▶ [To be done] Every line that holds "Kunden" should be shown.

▶ [Data rows]
-- START --
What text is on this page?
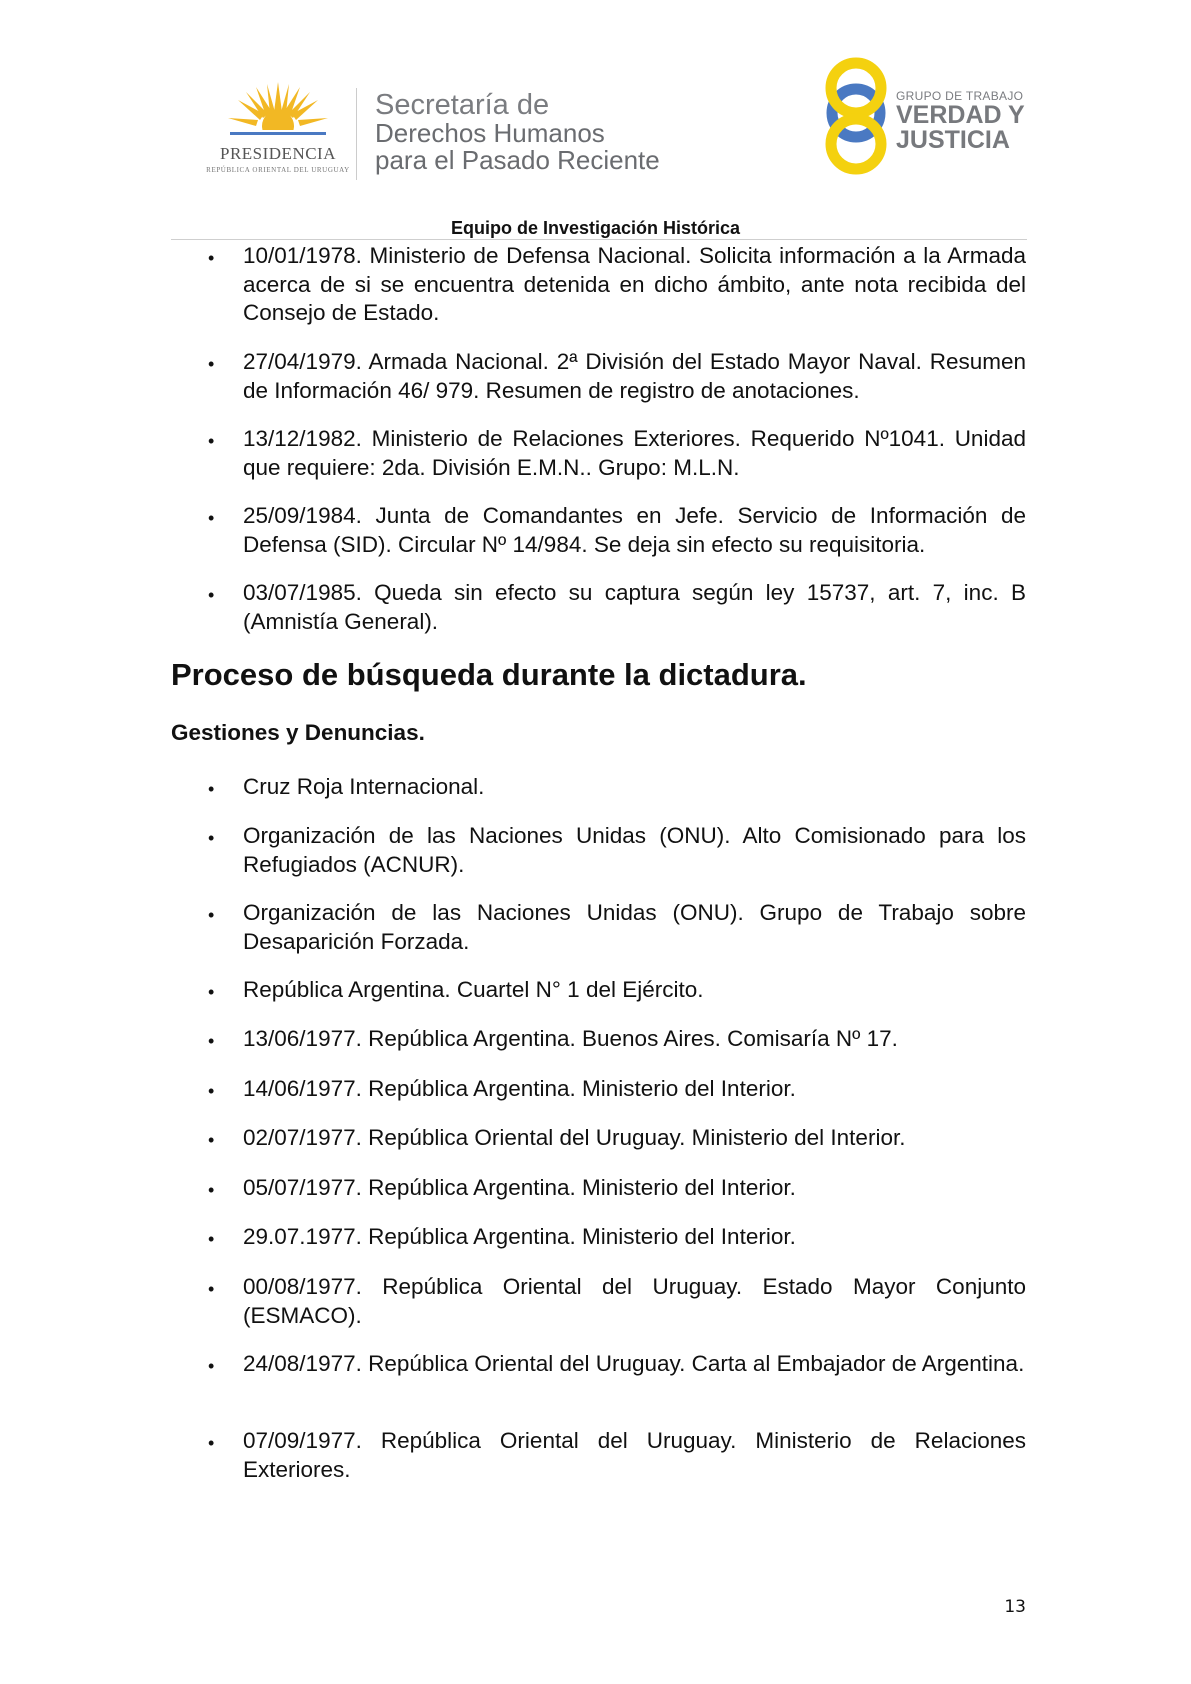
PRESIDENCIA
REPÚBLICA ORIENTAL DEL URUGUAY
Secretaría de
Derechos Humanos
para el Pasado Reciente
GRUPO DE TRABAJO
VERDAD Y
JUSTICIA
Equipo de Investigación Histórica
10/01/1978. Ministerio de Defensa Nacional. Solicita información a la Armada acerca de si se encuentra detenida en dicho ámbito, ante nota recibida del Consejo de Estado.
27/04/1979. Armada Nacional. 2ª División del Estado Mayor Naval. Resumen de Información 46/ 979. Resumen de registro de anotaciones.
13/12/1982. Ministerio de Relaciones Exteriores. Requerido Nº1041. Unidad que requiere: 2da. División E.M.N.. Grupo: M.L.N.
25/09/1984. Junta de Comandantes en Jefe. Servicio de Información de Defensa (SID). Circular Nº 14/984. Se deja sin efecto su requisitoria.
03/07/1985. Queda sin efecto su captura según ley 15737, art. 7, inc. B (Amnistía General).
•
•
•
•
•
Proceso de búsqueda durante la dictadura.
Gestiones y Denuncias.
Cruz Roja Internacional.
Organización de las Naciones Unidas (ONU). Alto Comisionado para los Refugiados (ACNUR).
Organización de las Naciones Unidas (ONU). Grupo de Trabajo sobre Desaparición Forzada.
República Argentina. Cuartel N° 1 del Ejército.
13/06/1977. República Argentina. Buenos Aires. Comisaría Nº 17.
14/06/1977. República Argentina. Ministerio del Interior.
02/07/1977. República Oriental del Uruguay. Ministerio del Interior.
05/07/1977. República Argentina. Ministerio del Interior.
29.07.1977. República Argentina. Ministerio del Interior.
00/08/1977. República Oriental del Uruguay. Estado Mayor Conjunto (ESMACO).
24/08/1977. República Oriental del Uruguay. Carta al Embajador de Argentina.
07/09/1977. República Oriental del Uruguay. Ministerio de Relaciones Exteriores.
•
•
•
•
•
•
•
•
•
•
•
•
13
-- END --
-- START --
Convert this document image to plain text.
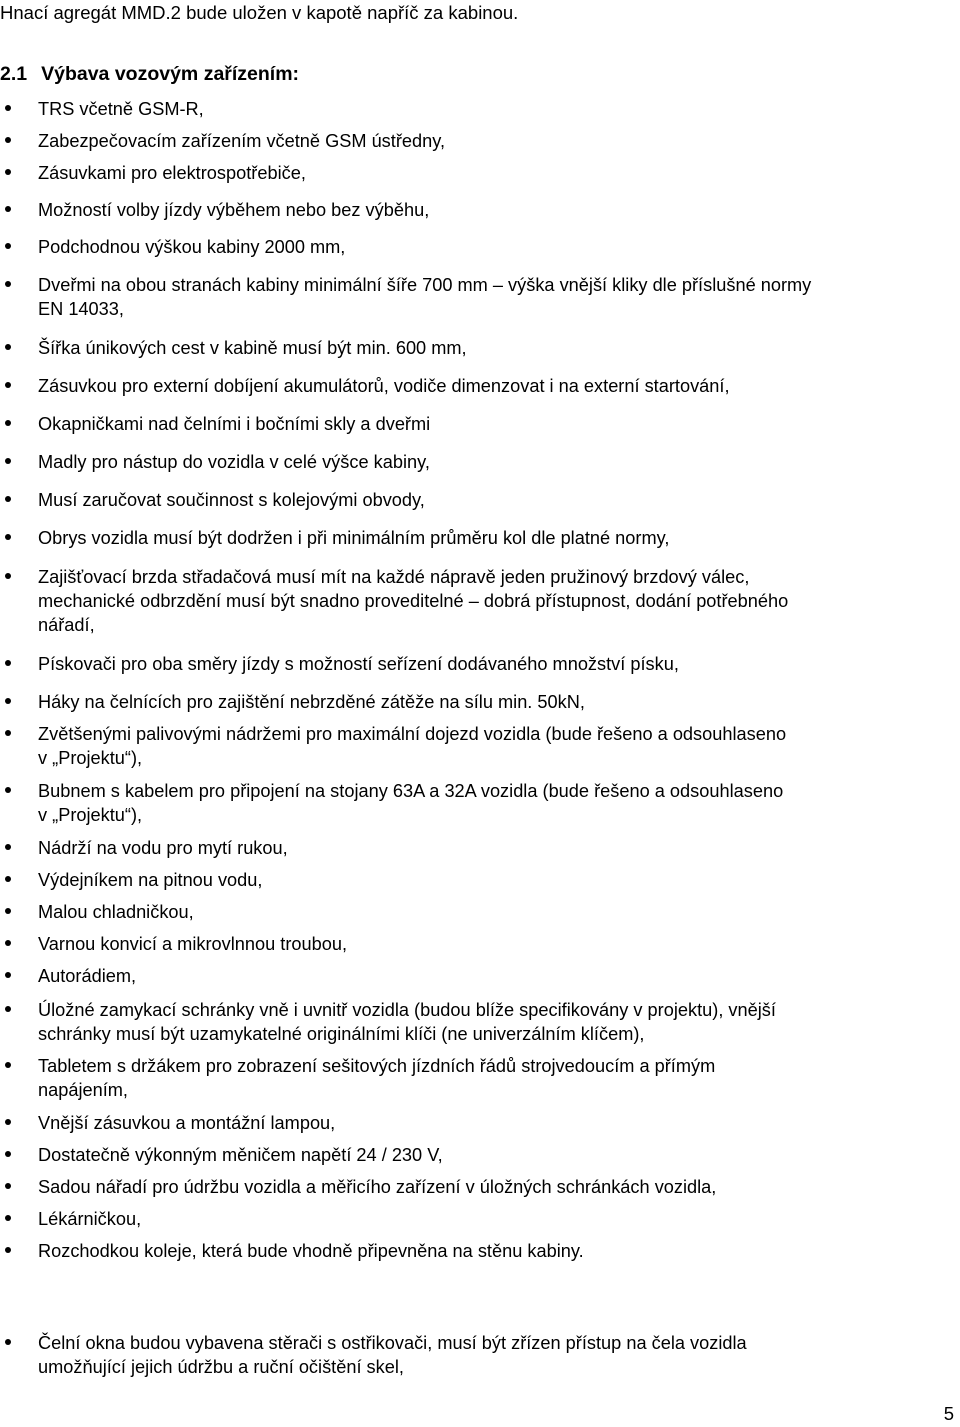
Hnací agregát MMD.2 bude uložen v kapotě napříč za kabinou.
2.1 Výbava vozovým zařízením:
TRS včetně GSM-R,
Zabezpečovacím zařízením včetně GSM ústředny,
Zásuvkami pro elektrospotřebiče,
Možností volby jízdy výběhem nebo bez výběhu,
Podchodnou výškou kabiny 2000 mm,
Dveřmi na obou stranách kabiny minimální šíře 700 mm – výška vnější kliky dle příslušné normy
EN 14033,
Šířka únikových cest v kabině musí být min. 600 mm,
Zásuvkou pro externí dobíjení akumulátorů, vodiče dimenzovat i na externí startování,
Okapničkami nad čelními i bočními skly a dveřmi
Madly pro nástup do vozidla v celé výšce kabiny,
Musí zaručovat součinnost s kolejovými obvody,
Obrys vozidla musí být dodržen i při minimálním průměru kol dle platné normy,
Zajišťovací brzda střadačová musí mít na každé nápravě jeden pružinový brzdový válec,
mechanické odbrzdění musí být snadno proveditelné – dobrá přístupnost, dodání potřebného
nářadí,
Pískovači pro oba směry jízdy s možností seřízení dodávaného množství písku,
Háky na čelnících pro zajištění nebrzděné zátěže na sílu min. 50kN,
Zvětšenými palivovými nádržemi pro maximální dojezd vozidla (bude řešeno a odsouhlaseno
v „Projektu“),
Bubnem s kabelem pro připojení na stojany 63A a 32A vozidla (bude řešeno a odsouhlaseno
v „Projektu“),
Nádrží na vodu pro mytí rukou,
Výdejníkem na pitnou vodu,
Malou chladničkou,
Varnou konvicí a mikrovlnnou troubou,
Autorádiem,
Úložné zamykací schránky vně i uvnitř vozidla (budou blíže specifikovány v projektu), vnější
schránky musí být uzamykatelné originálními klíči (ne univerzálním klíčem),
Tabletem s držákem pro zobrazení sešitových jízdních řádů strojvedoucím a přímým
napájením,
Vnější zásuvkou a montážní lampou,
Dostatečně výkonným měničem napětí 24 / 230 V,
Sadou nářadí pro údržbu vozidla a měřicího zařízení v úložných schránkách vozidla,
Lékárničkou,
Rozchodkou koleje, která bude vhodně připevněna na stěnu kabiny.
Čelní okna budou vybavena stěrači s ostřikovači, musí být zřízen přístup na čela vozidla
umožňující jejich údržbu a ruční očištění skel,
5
-- END --
-- START --
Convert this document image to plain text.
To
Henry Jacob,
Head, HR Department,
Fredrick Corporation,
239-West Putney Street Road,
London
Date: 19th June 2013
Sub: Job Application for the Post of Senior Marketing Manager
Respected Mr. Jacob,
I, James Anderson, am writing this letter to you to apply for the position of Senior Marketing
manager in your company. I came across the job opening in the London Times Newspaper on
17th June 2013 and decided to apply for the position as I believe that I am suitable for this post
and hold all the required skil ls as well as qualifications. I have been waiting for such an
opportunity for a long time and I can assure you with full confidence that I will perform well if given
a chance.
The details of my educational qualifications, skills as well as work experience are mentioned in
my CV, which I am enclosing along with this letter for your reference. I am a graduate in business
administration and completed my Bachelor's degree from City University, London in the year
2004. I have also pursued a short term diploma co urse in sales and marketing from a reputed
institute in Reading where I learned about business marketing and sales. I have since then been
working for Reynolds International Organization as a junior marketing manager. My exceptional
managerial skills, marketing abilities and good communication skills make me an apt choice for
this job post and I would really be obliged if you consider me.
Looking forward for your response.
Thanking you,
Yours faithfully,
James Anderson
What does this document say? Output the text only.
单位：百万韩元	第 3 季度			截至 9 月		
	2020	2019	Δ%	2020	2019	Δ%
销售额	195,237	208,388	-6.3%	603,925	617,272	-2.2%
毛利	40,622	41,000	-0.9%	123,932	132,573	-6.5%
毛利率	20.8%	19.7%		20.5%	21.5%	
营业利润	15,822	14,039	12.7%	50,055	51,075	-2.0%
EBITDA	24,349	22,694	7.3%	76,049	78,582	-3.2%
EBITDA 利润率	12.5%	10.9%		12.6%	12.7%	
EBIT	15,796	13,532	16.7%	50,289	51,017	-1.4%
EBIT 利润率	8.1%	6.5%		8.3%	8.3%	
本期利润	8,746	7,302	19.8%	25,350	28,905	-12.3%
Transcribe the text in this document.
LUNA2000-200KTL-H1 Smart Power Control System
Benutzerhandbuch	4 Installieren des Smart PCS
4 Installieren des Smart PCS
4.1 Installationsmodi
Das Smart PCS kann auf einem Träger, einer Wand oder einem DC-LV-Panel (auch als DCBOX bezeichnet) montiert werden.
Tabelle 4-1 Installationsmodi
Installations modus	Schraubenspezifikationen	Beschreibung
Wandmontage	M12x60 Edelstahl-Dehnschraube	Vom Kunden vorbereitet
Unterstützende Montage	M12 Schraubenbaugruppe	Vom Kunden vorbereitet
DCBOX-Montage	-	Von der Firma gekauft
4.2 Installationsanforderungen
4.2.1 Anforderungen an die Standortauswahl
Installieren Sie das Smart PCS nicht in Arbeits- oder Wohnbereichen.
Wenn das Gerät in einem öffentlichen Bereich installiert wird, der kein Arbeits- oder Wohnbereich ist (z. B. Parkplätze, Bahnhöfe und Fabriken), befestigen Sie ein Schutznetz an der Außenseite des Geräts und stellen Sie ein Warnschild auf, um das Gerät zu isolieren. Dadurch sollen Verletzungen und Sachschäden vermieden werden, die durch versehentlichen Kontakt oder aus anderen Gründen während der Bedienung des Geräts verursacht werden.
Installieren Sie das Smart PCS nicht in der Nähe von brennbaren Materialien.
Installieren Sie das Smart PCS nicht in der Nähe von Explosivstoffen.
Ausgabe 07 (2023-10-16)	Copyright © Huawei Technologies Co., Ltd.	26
-- END --
▶ [Solution for this problem]
Wandmontage	M12x60 Edelstahl-Dehnschraube	Vom Kunden vorbereitet
Unterstützende Montage	M12 Schraubenbaugruppe	Vom Kunden vorbereitet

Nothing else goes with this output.